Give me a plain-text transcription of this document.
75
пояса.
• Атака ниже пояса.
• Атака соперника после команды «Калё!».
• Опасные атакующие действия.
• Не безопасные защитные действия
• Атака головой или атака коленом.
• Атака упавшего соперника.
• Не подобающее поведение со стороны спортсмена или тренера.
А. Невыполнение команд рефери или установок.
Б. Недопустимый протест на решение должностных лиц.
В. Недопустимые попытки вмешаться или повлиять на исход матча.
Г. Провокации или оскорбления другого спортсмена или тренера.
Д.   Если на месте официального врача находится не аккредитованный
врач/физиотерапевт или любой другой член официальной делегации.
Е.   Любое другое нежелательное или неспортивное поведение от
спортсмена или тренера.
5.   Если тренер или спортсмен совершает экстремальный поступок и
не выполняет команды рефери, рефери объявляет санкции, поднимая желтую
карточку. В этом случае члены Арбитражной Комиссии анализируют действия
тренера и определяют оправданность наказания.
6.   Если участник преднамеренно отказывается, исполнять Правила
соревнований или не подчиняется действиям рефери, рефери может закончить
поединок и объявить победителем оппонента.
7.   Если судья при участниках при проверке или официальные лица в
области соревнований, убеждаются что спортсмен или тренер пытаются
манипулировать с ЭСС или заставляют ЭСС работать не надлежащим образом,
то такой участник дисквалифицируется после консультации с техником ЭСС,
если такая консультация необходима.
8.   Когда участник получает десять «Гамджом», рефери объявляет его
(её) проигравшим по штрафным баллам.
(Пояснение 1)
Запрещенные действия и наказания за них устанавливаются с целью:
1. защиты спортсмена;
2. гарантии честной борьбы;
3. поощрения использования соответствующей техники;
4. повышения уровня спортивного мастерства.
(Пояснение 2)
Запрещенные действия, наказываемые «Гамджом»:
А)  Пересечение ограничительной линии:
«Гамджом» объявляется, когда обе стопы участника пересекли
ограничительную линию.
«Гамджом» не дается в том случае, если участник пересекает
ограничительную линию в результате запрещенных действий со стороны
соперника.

● ● ●

● **Exercise requirements**
All records above must be set down exactly, please.

● **Reply to the exercise**
Give me a plain-text transcription of this document.
75
пояса.
• Атака ниже пояса.
• Атака соперника после команды «Калё!».
• Опасные атакующие действия.
• Не безопасные защитные действия
• Атака головой или атака коленом.
• Атака упавшего соперника.
• Не подобающее поведение со стороны спортсмена или тренера.
А. Невыполнение команд рефери или установок.
Б. Недопустимый протест на решение должностных лиц.
В. Недопустимые попытки вмешаться или повлиять на исход матча.
Г. Провокации или оскорбления другого спортсмена или тренера.
Д.   Если на месте официального врача находится не аккредитованный
врач/физиотерапевт или любой другой член официальной делегации.
Е.   Любое другое нежелательное или неспортивное поведение от
спортсмена или тренера.
5.   Если тренер или спортсмен совершает экстремальный поступок и
не выполняет команды рефери, рефери объявляет санкции, поднимая желтую
карточку. В этом случае члены Арбитражной Комиссии анализируют действия
тренера и определяют оправданность наказания.
6.   Если участник преднамеренно отказывается, исполнять Правила
соревнований или не подчиняется действиям рефери, рефери может закончить
поединок и объявить победителем оппонента.
7.   Если судья при участниках при проверке или официальные лица в
области соревнований, убеждаются что спортсмен или тренер пытаются
манипулировать с ЭСС или заставляют ЭСС работать не надлежащим образом,
то такой участник дисквалифицируется после консультации с техником ЭСС,
если такая консультация необходима.
8.   Когда участник получает десять «Гамджом», рефери объявляет его
(её) проигравшим по штрафным баллам.
(Пояснение 1)
Запрещенные действия и наказания за них устанавливаются с целью:
1. защиты спортсмена;
2. гарантии честной борьбы;
3. поощрения использования соответствующей техники;
4. повышения уровня спортивного мастерства.
(Пояснение 2)
Запрещенные действия, наказываемые «Гамджом»:
А)  Пересечение ограничительной линии:
«Гамджом» объявляется, когда обе стопы участника пересекли
ограничительную линию.
«Гамджом» не дается в том случае, если участник пересекает
ограничительную линию в результате запрещенных действий со стороны
соперника.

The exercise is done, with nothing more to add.